§ **PROBLEM**:
Filter the records below down to each line containing the string "notebook", and output those lines.

Stored data entries:
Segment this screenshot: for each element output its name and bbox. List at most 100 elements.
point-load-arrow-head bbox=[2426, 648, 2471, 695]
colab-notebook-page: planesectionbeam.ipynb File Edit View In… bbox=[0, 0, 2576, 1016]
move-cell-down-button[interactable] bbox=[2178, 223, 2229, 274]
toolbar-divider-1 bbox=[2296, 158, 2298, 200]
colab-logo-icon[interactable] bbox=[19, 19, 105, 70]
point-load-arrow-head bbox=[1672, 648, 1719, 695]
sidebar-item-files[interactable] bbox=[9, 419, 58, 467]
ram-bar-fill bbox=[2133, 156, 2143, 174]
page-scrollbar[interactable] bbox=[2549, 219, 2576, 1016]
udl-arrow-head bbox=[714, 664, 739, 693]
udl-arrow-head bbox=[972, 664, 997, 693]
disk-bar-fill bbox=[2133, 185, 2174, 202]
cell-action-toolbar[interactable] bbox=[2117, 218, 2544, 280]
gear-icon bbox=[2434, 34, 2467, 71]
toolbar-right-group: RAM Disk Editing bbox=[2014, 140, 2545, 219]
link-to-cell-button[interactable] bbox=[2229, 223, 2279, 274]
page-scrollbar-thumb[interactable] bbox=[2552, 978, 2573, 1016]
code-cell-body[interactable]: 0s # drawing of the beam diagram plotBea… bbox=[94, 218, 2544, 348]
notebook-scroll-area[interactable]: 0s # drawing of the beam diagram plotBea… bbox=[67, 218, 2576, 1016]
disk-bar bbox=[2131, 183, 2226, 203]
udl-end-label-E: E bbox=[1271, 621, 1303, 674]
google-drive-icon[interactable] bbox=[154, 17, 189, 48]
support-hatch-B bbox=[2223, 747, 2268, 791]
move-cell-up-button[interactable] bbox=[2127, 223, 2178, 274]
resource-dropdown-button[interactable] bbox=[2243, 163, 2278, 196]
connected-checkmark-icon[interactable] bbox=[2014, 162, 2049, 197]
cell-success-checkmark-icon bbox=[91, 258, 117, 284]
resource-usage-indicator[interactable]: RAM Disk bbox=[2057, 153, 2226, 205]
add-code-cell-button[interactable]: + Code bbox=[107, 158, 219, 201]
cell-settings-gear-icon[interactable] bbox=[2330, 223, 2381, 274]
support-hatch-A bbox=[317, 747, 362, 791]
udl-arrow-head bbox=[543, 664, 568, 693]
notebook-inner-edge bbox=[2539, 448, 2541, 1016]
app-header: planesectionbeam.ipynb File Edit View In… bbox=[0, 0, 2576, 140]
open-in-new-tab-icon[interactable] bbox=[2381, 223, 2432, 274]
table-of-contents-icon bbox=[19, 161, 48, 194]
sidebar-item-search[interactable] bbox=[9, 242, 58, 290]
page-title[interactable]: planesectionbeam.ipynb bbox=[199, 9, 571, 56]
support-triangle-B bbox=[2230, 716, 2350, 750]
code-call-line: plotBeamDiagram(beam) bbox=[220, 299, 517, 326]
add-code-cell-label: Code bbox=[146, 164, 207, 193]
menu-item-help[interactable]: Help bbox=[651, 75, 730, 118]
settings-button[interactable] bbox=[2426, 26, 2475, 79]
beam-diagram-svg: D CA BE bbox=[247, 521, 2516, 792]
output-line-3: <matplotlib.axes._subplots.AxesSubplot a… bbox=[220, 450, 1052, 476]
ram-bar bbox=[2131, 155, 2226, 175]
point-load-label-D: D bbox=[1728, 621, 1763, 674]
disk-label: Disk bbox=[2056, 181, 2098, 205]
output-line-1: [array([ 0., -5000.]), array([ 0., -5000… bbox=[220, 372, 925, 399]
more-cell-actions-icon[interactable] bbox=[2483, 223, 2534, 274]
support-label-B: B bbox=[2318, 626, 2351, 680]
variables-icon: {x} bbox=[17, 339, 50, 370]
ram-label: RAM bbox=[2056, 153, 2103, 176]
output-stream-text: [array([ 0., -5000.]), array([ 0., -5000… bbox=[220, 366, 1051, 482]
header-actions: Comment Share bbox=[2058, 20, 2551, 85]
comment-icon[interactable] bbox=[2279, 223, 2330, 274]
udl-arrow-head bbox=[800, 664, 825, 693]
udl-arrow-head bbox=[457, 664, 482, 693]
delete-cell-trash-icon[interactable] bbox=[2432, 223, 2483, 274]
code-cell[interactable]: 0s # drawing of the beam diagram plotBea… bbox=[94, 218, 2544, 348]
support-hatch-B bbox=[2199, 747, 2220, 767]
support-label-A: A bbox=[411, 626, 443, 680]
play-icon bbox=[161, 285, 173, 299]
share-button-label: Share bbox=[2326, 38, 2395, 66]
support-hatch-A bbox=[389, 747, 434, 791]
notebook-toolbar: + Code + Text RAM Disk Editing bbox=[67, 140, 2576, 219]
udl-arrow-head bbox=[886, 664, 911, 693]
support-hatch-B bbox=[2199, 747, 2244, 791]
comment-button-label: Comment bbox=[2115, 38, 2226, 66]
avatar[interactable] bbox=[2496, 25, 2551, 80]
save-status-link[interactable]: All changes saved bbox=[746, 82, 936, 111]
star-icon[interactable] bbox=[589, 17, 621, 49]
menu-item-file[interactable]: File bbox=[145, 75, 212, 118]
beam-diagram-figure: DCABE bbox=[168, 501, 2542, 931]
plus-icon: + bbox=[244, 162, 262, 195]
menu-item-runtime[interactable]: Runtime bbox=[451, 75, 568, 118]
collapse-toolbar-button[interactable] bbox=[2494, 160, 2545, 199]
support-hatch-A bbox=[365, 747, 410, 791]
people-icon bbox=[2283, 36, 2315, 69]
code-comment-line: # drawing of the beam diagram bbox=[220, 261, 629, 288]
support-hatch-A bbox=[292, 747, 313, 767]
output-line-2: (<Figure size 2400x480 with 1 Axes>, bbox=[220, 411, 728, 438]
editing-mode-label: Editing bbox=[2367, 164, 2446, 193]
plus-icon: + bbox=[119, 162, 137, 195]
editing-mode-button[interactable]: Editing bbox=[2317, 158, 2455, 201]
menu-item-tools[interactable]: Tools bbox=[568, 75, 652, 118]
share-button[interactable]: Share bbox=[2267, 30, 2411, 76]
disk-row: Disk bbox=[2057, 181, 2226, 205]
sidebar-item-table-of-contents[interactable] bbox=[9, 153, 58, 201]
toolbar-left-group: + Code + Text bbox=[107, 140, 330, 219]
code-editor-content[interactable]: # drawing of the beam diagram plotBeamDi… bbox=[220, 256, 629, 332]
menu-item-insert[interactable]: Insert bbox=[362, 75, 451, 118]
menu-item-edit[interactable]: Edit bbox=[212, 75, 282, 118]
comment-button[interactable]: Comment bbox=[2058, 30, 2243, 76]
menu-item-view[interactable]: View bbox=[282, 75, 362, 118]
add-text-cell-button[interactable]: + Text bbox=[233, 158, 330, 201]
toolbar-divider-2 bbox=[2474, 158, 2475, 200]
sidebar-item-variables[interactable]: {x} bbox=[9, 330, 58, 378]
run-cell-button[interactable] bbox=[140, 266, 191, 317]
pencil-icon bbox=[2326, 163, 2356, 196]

§ **FINISHED ANSWER**:
colab-notebook-page: planesectionbeam.ipynb File Edit View In… bbox=[0, 0, 2576, 1016]
notebook-scroll-area[interactable]: 0s # drawing of the beam diagram plotBea… bbox=[67, 218, 2576, 1016]
notebook-inner-edge bbox=[2539, 448, 2541, 1016]
notebook-toolbar: + Code + Text RAM Disk Editing bbox=[67, 140, 2576, 219]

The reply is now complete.